(Rows from a dataset)

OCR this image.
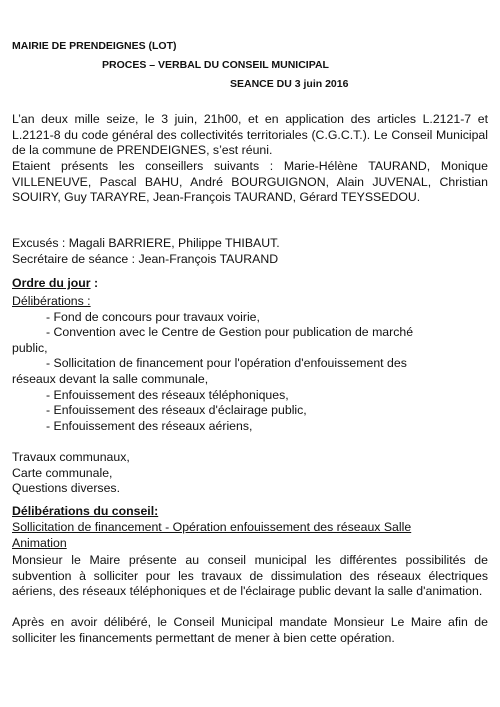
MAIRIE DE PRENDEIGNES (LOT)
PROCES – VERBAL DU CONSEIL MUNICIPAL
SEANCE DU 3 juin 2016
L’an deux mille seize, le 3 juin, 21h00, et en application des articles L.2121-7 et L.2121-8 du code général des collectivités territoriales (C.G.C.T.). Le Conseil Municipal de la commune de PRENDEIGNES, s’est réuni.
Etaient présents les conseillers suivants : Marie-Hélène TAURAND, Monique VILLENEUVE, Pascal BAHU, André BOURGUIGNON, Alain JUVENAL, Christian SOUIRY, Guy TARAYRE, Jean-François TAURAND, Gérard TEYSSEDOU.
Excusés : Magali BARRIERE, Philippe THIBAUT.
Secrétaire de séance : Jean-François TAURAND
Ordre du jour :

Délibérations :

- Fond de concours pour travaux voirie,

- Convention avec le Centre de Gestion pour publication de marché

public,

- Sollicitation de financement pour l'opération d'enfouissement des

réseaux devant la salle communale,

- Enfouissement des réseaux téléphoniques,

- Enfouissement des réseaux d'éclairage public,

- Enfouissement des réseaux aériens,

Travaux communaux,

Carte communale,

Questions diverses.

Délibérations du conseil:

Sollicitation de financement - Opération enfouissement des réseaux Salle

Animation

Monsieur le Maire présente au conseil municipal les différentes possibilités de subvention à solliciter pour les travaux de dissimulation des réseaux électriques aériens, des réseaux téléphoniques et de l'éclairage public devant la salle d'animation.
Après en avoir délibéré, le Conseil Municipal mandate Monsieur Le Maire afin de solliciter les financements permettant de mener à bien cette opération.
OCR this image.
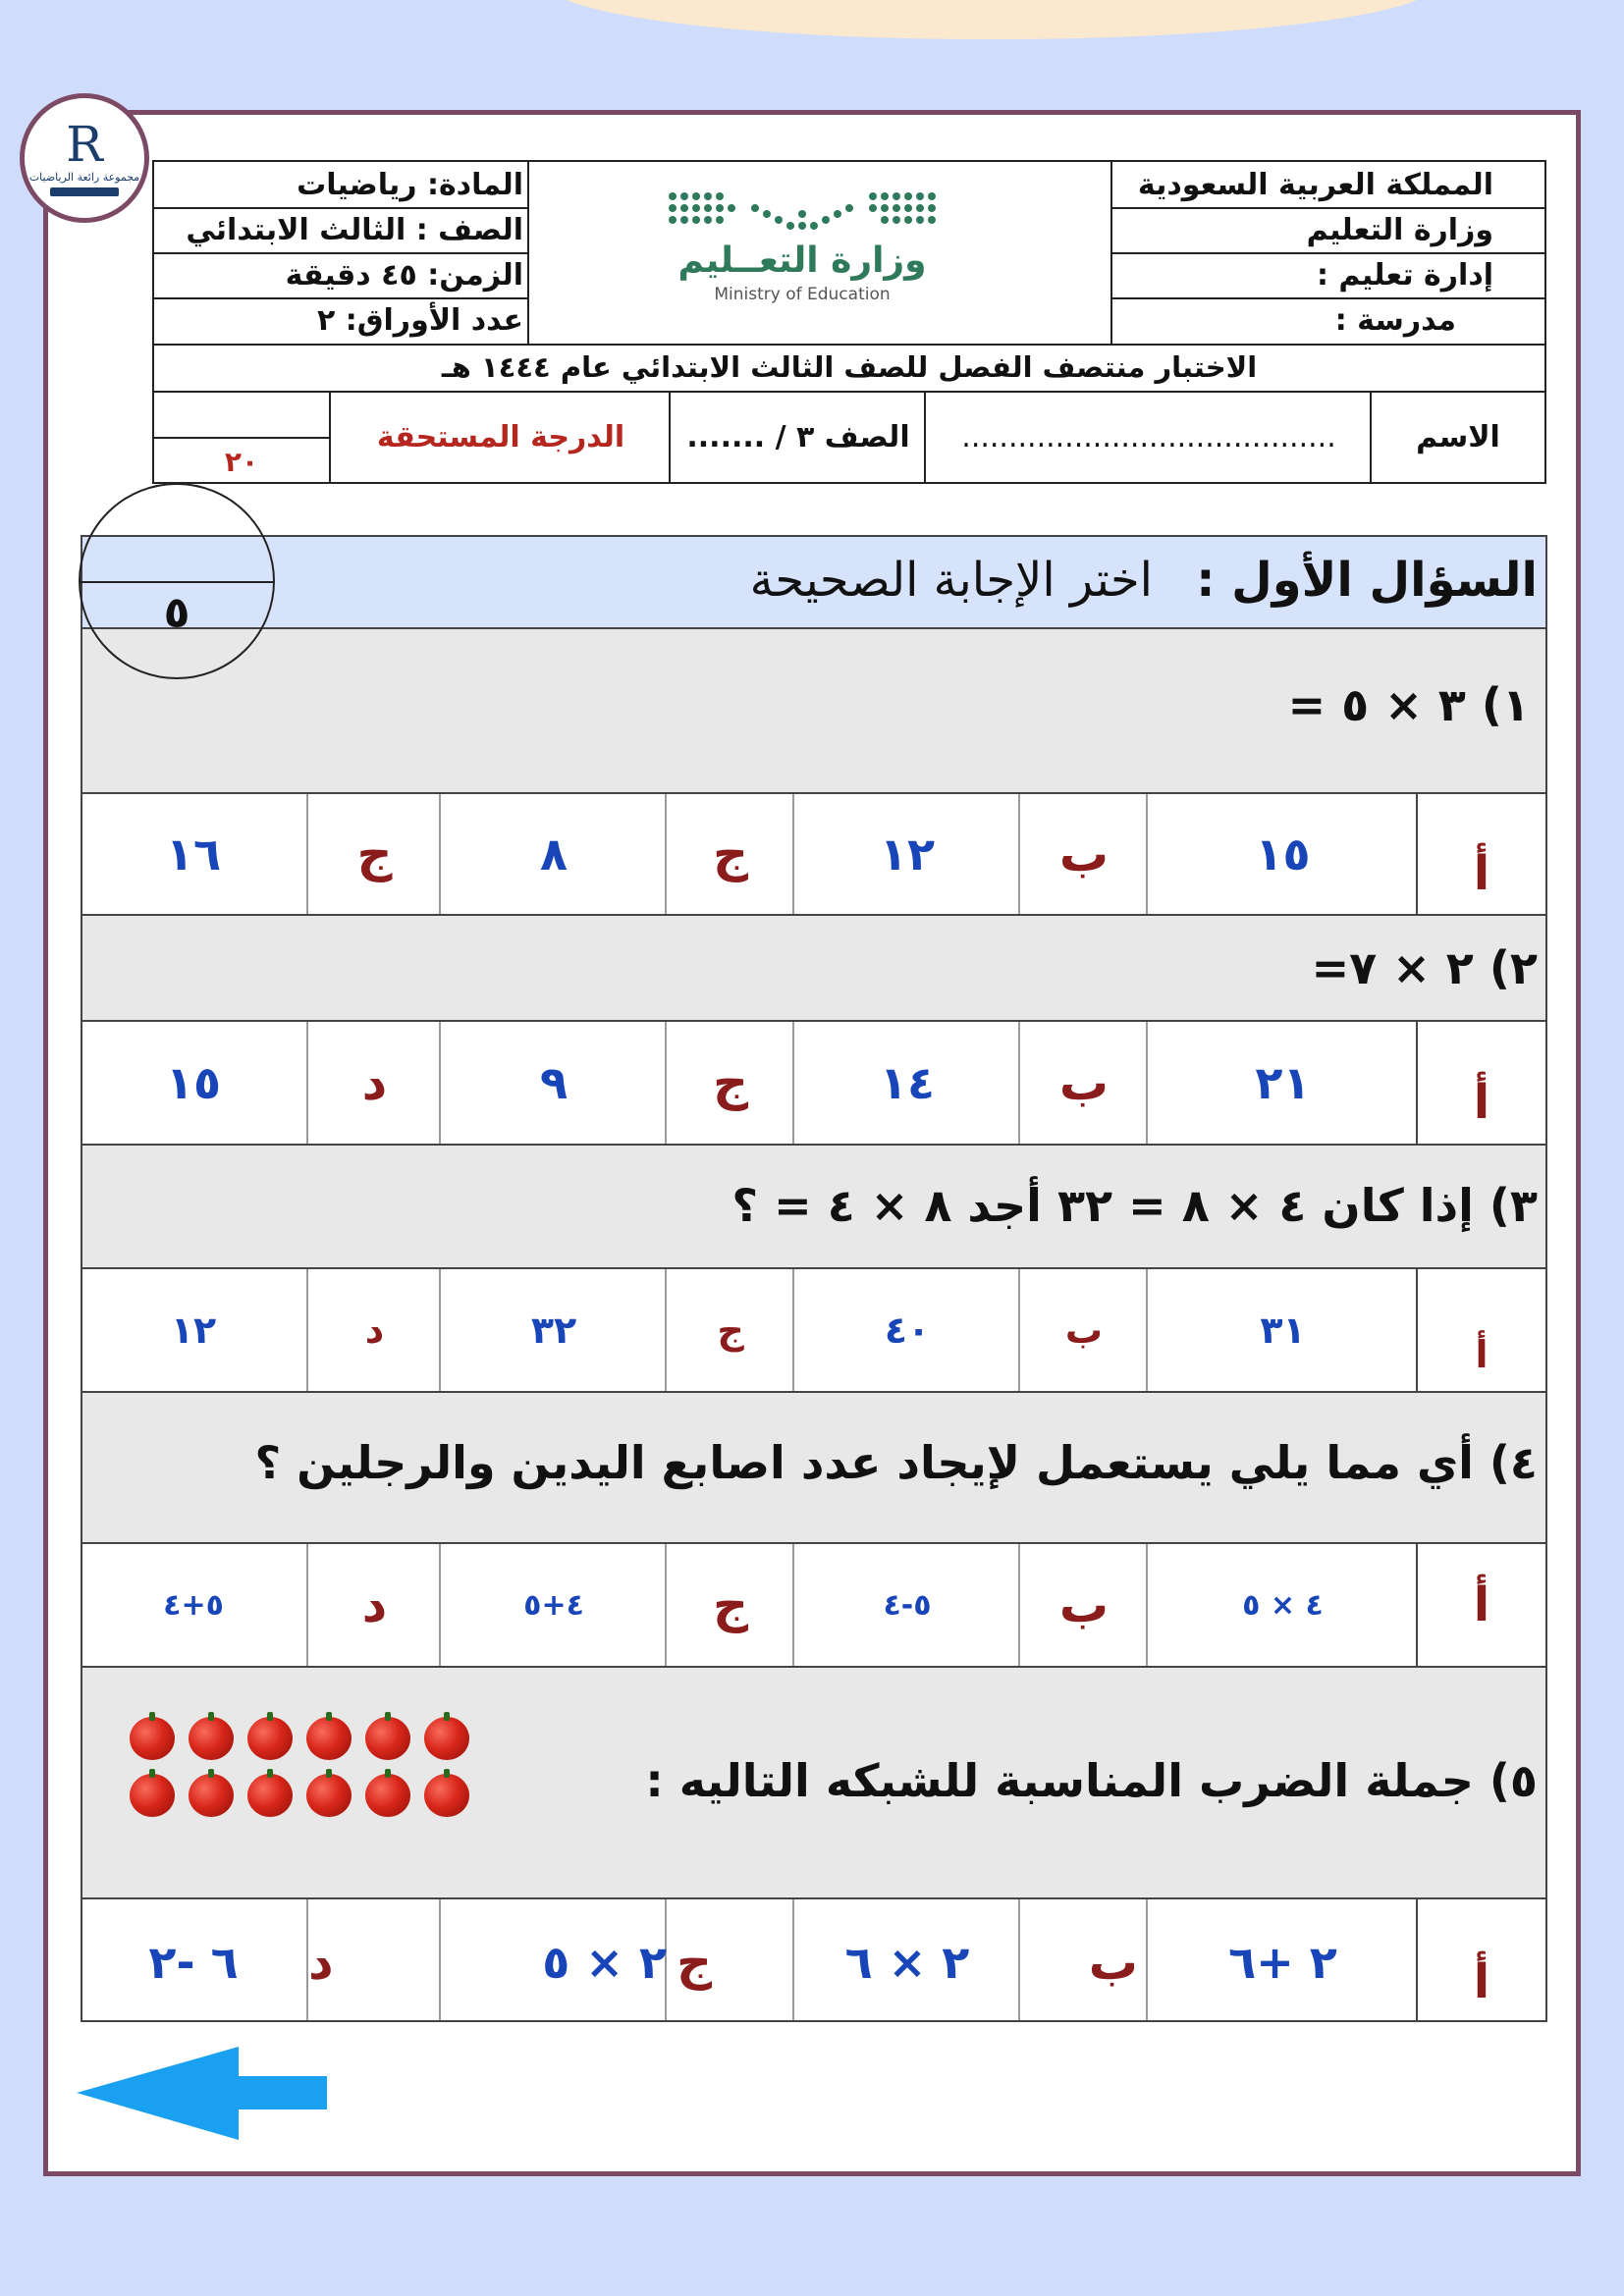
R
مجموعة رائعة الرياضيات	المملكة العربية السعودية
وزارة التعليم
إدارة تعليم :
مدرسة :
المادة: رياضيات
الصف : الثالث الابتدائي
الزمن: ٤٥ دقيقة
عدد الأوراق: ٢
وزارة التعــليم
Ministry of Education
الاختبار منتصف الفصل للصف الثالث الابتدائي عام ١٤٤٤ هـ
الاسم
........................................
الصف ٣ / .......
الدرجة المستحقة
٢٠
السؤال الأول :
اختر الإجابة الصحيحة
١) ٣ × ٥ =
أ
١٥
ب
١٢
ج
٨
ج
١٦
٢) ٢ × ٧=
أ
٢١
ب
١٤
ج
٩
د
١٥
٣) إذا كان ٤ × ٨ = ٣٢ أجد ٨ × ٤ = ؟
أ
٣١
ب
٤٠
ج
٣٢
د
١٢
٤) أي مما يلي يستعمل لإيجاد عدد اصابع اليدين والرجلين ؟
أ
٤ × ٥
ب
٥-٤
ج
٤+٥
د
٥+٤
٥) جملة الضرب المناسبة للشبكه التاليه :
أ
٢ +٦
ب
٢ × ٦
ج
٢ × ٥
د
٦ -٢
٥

▸ **What is needed**
Go through the entries above and pull out each line with "TAURAND" in it.

▸ **Full response**
Etaient présents les conseillers suivants : Marie-Hélène TAURAND, Monique VILLENEUVE, Pascal BAHU, André BOURGUIGNON, Alain JUVENAL, Christian SOUIRY, Guy TARAYRE, Jean-François TAURAND, Gérard TEYSSEDOU.
Secrétaire de séance : Jean-François TAURAND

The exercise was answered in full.